Copy every line that holds "pouls".

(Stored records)

^^^^^^^^^^^^^^^^

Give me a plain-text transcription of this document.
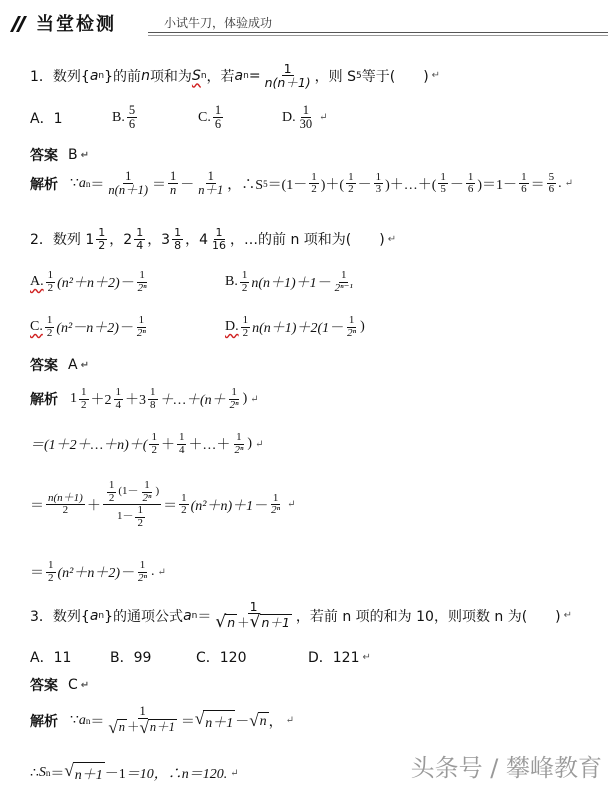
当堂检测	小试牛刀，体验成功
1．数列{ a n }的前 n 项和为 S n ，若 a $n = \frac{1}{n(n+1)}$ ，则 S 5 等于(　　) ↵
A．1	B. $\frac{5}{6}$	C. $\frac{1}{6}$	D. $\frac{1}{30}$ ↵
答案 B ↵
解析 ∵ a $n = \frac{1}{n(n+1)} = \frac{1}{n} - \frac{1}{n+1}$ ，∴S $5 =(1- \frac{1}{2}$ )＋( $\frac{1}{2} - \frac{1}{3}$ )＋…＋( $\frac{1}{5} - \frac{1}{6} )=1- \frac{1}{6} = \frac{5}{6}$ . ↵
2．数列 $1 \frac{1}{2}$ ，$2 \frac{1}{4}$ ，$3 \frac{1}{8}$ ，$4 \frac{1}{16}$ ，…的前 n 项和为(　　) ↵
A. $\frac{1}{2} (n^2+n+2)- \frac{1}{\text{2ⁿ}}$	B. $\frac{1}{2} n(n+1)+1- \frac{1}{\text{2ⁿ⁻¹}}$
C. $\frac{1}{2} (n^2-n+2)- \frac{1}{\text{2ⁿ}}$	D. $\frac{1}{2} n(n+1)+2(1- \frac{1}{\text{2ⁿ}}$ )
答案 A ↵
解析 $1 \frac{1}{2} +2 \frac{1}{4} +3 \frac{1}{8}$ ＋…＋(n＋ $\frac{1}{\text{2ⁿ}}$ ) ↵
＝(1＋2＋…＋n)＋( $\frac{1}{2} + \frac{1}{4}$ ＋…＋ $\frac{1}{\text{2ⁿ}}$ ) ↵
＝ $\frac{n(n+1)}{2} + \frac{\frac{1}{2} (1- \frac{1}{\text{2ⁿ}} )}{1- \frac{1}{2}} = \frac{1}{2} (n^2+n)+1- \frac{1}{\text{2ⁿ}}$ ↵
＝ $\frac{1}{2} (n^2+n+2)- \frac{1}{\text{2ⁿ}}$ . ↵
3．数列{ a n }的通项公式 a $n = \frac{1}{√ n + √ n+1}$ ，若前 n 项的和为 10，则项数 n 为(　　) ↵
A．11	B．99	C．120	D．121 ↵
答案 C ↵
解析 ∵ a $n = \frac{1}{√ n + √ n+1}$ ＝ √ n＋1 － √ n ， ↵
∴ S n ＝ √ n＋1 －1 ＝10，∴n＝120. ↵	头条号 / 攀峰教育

^^^^^^^^^^^^^^^^

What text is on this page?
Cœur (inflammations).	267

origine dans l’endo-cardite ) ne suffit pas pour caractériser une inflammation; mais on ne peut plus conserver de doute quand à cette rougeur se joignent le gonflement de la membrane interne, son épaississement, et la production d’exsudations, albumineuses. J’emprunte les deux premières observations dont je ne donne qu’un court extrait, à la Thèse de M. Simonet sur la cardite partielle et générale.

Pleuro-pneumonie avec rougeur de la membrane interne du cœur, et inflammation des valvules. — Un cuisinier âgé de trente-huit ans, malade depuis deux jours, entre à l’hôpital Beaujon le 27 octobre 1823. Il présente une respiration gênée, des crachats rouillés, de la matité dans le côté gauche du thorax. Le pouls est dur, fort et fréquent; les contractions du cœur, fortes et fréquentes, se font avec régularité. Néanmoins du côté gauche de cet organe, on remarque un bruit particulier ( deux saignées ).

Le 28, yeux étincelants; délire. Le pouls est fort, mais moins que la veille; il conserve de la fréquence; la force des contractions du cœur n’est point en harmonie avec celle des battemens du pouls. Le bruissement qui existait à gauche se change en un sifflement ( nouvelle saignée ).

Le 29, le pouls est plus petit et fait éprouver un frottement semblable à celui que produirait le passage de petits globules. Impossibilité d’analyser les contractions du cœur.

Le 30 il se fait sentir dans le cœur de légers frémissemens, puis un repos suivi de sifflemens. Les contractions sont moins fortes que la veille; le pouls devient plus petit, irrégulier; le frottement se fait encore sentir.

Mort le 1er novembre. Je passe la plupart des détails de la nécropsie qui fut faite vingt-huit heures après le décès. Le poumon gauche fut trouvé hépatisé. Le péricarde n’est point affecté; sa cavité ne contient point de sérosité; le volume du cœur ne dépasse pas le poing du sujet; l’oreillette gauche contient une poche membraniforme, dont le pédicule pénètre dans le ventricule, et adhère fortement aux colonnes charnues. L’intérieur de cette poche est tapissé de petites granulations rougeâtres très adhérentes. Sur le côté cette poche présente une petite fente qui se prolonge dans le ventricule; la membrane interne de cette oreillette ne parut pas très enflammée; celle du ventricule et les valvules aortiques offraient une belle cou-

^^^^^^^^^^^^^^^^

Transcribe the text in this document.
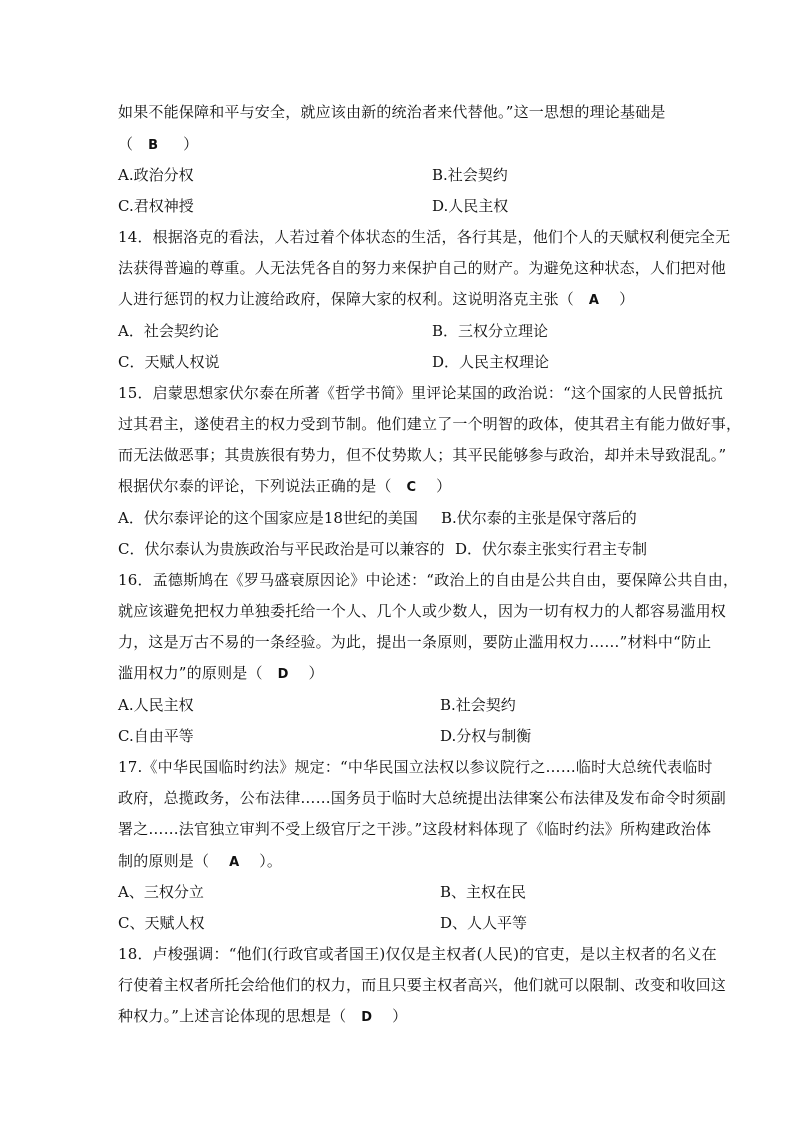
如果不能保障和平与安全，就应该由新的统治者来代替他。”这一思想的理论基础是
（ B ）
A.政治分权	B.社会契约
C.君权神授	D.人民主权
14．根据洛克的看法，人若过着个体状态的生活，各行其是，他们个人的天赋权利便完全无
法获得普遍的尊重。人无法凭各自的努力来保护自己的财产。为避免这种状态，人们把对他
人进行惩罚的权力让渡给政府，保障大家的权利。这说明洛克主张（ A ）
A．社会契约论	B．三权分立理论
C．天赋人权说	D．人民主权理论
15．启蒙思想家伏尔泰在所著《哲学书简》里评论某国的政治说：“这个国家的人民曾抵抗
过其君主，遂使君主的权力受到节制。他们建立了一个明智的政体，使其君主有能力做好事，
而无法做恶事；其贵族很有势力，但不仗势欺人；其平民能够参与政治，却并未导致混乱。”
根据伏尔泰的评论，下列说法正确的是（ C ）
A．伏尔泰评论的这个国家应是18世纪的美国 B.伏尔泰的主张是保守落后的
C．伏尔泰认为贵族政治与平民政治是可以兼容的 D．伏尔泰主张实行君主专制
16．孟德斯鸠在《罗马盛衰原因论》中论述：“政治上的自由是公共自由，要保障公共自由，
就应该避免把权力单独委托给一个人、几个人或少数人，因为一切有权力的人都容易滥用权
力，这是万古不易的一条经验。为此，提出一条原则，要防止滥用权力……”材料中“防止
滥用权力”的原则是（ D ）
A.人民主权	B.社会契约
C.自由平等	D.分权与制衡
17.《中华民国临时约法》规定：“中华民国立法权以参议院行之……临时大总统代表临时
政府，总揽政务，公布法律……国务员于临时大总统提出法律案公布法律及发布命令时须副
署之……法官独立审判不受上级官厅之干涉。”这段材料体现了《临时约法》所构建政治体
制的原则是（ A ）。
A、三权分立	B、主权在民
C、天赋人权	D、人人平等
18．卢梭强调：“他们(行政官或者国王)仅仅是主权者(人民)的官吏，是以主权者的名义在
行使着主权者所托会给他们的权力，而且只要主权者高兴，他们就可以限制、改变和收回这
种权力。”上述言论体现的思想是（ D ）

^^^^^^^^^^^^^^^^

* [SOLUTION]:
Pleuro-pneumonie avec rougeur de la membrane interne du cœur, et inflammation des valvules. — Un cuisinier âgé de trente-huit ans, malade depuis deux jours, entre à l’hôpital Beaujon le 27 octobre 1823. Il présente une respiration gênée, des crachats rouillés, de la matité dans le côté gauche du thorax. Le pouls est dur, fort et fréquent; les contractions du cœur, fortes et fréquentes, se font avec régularité. Néanmoins du côté gauche de cet organe, on remarque un bruit particulier ( deux saignées ).
Le 28, yeux étincelants; délire. Le pouls est fort, mais moins que la veille; il conserve de la fréquence; la force des contractions du cœur n’est point en harmonie avec celle des battemens du pouls. Le bruissement qui existait à gauche se change en un sifflement ( nouvelle saignée ).
Le 29, le pouls est plus petit et fait éprouver un frottement semblable à celui que produirait le passage de petits globules. Impossibilité d’analyser les contractions du cœur.
Le 30 il se fait sentir dans le cœur de légers frémissemens, puis un repos suivi de sifflemens. Les contractions sont moins fortes que la veille; le pouls devient plus petit, irrégulier; le frottement se fait encore sentir.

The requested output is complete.